##### EXTRACTED MATERIAL
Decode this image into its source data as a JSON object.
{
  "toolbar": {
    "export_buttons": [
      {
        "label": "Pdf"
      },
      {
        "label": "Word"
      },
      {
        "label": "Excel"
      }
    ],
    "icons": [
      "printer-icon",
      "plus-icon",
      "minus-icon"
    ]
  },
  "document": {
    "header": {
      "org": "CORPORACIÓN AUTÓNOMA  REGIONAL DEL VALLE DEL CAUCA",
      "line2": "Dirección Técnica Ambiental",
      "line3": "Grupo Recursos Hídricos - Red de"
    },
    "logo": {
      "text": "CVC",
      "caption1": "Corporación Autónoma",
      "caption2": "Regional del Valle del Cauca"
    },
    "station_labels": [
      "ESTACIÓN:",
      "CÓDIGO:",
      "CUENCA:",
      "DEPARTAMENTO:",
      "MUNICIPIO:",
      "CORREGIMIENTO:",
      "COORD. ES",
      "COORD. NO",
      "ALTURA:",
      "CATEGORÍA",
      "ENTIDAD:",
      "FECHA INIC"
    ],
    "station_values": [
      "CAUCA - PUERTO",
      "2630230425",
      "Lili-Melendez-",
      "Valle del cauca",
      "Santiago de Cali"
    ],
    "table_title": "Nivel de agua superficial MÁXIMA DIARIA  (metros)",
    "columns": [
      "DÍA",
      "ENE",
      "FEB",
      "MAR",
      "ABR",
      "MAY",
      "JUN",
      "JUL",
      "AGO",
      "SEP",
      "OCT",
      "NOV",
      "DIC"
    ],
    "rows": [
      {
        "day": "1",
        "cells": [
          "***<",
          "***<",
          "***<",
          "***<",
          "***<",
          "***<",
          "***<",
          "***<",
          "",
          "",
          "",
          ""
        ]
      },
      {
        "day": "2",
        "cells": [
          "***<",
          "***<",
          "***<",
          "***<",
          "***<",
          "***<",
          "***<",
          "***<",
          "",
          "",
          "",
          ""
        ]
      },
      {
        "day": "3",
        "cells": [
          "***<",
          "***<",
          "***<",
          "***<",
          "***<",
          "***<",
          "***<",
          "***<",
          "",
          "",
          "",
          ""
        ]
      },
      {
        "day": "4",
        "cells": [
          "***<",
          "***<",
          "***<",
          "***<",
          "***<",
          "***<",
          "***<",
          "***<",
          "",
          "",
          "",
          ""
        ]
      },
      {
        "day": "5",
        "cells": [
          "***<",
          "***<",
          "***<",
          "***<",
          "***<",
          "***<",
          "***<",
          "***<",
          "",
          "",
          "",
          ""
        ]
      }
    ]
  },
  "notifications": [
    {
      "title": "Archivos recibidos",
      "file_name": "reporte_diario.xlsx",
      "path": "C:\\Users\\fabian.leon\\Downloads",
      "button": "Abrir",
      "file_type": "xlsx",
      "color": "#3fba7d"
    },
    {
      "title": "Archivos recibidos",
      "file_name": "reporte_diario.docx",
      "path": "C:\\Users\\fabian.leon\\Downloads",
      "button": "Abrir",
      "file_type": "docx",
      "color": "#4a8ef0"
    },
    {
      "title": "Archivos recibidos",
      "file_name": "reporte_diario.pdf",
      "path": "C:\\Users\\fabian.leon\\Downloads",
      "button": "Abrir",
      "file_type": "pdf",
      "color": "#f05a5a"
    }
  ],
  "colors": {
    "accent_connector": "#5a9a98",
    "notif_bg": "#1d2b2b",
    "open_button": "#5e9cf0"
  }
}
##########
→ STATED PROBLEM
Repeat the data in its entirety, character for character.

→ RESULT BELOW
Decode this image into its source data as a JSON object.
{
  "toolbar": {
    "export_buttons": [
      {
        "label": "Pdf"
      },
      {
        "label": "Word"
      },
      {
        "label": "Excel"
      }
    ],
    "icons": [
      "printer-icon",
      "plus-icon",
      "minus-icon"
    ]
  },
  "document": {
    "header": {
      "org": "CORPORACIÓN AUTÓNOMA  REGIONAL DEL VALLE DEL CAUCA",
      "line2": "Dirección Técnica Ambiental",
      "line3": "Grupo Recursos Hídricos - Red de"
    },
    "logo": {
      "text": "CVC",
      "caption1": "Corporación Autónoma",
      "caption2": "Regional del Valle del Cauca"
    },
    "station_labels": [
      "ESTACIÓN:",
      "CÓDIGO:",
      "CUENCA:",
      "DEPARTAMENTO:",
      "MUNICIPIO:",
      "CORREGIMIENTO:",
      "COORD. ES",
      "COORD. NO",
      "ALTURA:",
      "CATEGORÍA",
      "ENTIDAD:",
      "FECHA INIC"
    ],
    "station_values": [
      "CAUCA - PUERTO",
      "2630230425",
      "Lili-Melendez-",
      "Valle del cauca",
      "Santiago de Cali"
    ],
    "table_title": "Nivel de agua superficial MÁXIMA DIARIA  (metros)",
    "columns": [
      "DÍA",
      "ENE",
      "FEB",
      "MAR",
      "ABR",
      "MAY",
      "JUN",
      "JUL",
      "AGO",
      "SEP",
      "OCT",
      "NOV",
      "DIC"
    ],
    "rows": [
      {
        "day": "1",
        "cells": [
          "***<",
          "***<",
          "***<",
          "***<",
          "***<",
          "***<",
          "***<",
          "***<",
          "",
          "",
          "",
          ""
        ]
      },
      {
        "day": "2",
        "cells": [
          "***<",
          "***<",
          "***<",
          "***<",
          "***<",
          "***<",
          "***<",
          "***<",
          "",
          "",
          "",
          ""
        ]
      },
      {
        "day": "3",
        "cells": [
          "***<",
          "***<",
          "***<",
          "***<",
          "***<",
          "***<",
          "***<",
          "***<",
          "",
          "",
          "",
          ""
        ]
      },
      {
        "day": "4",
        "cells": [
          "***<",
          "***<",
          "***<",
          "***<",
          "***<",
          "***<",
          "***<",
          "***<",
          "",
          "",
          "",
          ""
        ]
      },
      {
        "day": "5",
        "cells": [
          "***<",
          "***<",
          "***<",
          "***<",
          "***<",
          "***<",
          "***<",
          "***<",
          "",
          "",
          "",
          ""
        ]
      }
    ]
  },
  "notifications": [
    {
      "title": "Archivos recibidos",
      "file_name": "reporte_diario.xlsx",
      "path": "C:\\Users\\fabian.leon\\Downloads",
      "button": "Abrir",
      "file_type": "xlsx",
      "color": "#3fba7d"
    },
    {
      "title": "Archivos recibidos",
      "file_name": "reporte_diario.docx",
      "path": "C:\\Users\\fabian.leon\\Downloads",
      "button": "Abrir",
      "file_type": "docx",
      "color": "#4a8ef0"
    },
    {
      "title": "Archivos recibidos",
      "file_name": "reporte_diario.pdf",
      "path": "C:\\Users\\fabian.leon\\Downloads",
      "button": "Abrir",
      "file_type": "pdf",
      "color": "#f05a5a"
    }
  ],
  "colors": {
    "accent_connector": "#5a9a98",
    "notif_bg": "#1d2b2b",
    "open_button": "#5e9cf0"
  }
}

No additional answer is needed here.